STORED RECORDS start
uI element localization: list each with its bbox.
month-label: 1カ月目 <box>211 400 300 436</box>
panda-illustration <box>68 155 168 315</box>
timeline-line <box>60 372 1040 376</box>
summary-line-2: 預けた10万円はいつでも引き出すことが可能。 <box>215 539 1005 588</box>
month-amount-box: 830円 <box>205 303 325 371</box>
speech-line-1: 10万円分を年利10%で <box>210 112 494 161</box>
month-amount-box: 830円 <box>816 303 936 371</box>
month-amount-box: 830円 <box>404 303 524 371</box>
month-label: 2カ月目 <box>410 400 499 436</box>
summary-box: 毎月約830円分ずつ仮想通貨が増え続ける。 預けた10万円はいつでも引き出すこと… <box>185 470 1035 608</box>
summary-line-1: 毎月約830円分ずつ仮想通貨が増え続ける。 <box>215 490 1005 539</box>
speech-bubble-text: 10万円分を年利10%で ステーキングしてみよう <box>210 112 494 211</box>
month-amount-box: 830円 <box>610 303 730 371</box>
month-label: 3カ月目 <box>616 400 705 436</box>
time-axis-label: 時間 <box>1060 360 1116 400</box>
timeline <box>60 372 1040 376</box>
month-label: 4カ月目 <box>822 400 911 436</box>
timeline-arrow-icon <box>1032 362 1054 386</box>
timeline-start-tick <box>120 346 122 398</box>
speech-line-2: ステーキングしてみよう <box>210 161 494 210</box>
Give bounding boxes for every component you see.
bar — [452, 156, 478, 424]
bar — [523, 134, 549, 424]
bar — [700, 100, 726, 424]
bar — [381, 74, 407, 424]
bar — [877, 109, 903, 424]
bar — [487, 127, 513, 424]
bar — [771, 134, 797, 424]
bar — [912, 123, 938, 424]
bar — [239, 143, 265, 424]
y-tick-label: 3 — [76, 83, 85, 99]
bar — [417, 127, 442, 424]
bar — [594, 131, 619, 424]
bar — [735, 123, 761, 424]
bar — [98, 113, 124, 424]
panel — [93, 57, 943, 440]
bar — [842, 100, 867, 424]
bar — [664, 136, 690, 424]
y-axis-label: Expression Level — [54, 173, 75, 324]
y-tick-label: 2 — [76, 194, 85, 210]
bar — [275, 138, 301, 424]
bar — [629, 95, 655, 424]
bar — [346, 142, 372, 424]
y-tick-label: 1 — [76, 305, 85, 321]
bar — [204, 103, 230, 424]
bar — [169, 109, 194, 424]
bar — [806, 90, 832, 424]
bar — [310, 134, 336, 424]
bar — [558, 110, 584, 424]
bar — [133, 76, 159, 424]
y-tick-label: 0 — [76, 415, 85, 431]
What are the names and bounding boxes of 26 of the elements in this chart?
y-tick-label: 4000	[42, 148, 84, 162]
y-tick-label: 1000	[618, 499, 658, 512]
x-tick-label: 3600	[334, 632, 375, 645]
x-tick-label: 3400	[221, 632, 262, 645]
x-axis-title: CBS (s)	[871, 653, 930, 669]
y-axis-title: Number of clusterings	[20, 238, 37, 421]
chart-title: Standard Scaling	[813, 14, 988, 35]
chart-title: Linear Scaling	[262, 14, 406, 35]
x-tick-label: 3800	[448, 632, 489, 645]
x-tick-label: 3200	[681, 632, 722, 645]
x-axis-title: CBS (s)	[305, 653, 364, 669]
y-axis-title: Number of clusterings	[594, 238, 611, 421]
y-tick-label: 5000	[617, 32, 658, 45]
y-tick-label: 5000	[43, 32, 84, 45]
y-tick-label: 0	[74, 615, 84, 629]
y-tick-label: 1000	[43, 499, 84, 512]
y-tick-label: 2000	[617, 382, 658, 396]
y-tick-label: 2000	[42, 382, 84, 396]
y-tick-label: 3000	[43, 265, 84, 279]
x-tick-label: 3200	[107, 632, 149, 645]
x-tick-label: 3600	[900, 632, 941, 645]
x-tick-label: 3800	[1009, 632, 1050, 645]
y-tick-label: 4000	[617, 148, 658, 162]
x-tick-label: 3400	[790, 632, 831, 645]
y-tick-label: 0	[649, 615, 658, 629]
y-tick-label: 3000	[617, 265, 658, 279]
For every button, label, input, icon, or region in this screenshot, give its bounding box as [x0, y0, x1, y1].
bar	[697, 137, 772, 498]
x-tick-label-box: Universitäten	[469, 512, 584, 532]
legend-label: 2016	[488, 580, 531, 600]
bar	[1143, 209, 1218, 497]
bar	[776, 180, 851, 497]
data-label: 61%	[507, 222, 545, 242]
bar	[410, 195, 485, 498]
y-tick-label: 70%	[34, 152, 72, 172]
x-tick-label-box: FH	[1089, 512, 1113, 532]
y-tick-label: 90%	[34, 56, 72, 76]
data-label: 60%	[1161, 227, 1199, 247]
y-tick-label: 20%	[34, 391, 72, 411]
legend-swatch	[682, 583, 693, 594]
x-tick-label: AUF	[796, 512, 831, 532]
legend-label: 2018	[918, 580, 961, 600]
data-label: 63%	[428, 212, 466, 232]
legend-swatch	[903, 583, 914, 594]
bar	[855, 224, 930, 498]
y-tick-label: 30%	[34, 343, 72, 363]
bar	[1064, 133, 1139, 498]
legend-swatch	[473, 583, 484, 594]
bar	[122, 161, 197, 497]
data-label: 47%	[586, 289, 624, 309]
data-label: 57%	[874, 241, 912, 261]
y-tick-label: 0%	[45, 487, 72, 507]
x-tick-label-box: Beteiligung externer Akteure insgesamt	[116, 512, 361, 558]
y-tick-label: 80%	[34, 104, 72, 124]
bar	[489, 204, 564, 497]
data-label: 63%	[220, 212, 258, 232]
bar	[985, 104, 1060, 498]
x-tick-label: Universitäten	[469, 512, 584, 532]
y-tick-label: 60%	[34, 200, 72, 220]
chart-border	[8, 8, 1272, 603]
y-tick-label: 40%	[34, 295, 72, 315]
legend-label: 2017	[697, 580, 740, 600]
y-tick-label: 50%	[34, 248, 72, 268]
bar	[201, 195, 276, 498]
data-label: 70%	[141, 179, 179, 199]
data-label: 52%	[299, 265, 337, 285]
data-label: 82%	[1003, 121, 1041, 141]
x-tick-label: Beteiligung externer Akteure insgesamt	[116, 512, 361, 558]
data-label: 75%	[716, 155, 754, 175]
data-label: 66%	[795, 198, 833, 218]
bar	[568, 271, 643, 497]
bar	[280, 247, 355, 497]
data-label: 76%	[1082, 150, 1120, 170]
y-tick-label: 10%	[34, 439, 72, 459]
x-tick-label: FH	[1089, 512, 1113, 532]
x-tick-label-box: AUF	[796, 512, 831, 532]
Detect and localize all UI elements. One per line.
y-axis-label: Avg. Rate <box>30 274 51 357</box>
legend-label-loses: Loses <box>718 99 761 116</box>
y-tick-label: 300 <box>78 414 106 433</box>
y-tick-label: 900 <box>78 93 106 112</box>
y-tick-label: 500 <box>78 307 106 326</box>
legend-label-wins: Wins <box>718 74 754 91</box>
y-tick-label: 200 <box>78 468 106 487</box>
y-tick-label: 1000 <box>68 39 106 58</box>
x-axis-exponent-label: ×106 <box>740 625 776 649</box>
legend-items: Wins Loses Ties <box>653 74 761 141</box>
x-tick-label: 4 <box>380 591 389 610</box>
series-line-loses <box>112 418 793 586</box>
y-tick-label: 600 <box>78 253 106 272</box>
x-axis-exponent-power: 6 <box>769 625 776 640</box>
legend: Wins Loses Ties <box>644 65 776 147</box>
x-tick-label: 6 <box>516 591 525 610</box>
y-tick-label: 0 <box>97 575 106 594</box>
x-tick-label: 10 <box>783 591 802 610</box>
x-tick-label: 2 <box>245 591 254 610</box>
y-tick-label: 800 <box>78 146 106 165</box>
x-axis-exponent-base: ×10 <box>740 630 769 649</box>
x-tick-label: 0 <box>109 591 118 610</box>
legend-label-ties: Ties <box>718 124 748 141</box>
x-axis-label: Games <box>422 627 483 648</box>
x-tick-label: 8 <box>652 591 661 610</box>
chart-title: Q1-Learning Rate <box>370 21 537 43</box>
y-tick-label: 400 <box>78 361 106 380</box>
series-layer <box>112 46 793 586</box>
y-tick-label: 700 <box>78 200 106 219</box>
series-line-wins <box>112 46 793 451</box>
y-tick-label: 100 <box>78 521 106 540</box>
STORED RECORDS end
• **EXERCISE TASK**: Repeat the lines above verbatim, beginning with the first line of the records and continuing through the line containing "bar — [133, 76, 159, 424]", including that line.

• **PROBLEM SOLUTION**:
uI element localization: list each with its bbox.
month-label: 1カ月目 <box>211 400 300 436</box>
panda-illustration <box>68 155 168 315</box>
timeline-line <box>60 372 1040 376</box>
summary-line-2: 預けた10万円はいつでも引き出すことが可能。 <box>215 539 1005 588</box>
month-amount-box: 830円 <box>205 303 325 371</box>
speech-line-1: 10万円分を年利10%で <box>210 112 494 161</box>
month-amount-box: 830円 <box>816 303 936 371</box>
month-amount-box: 830円 <box>404 303 524 371</box>
month-label: 2カ月目 <box>410 400 499 436</box>
summary-box: 毎月約830円分ずつ仮想通貨が増え続ける。 預けた10万円はいつでも引き出すこと… <box>185 470 1035 608</box>
summary-line-1: 毎月約830円分ずつ仮想通貨が増え続ける。 <box>215 490 1005 539</box>
speech-bubble-text: 10万円分を年利10%で ステーキングしてみよう <box>210 112 494 211</box>
month-amount-box: 830円 <box>610 303 730 371</box>
month-label: 3カ月目 <box>616 400 705 436</box>
time-axis-label: 時間 <box>1060 360 1116 400</box>
timeline <box>60 372 1040 376</box>
month-label: 4カ月目 <box>822 400 911 436</box>
timeline-arrow-icon <box>1032 362 1054 386</box>
timeline-start-tick <box>120 346 122 398</box>
speech-line-2: ステーキングしてみよう <box>210 161 494 210</box>
Give bounding boxes for every component you see.
bar — [452, 156, 478, 424]
bar — [523, 134, 549, 424]
bar — [700, 100, 726, 424]
bar — [381, 74, 407, 424]
bar — [877, 109, 903, 424]
bar — [487, 127, 513, 424]
bar — [771, 134, 797, 424]
bar — [912, 123, 938, 424]
bar — [239, 143, 265, 424]
y-tick-label: 3 — [76, 83, 85, 99]
bar — [417, 127, 442, 424]
bar — [594, 131, 619, 424]
bar — [735, 123, 761, 424]
bar — [98, 113, 124, 424]
panel — [93, 57, 943, 440]
bar — [842, 100, 867, 424]
bar — [664, 136, 690, 424]
y-axis-label: Expression Level — [54, 173, 75, 324]
y-tick-label: 2 — [76, 194, 85, 210]
bar — [275, 138, 301, 424]
bar — [629, 95, 655, 424]
bar — [346, 142, 372, 424]
y-tick-label: 1 — [76, 305, 85, 321]
bar — [204, 103, 230, 424]
bar — [169, 109, 194, 424]
bar — [806, 90, 832, 424]
bar — [310, 134, 336, 424]
bar — [558, 110, 584, 424]
bar — [133, 76, 159, 424]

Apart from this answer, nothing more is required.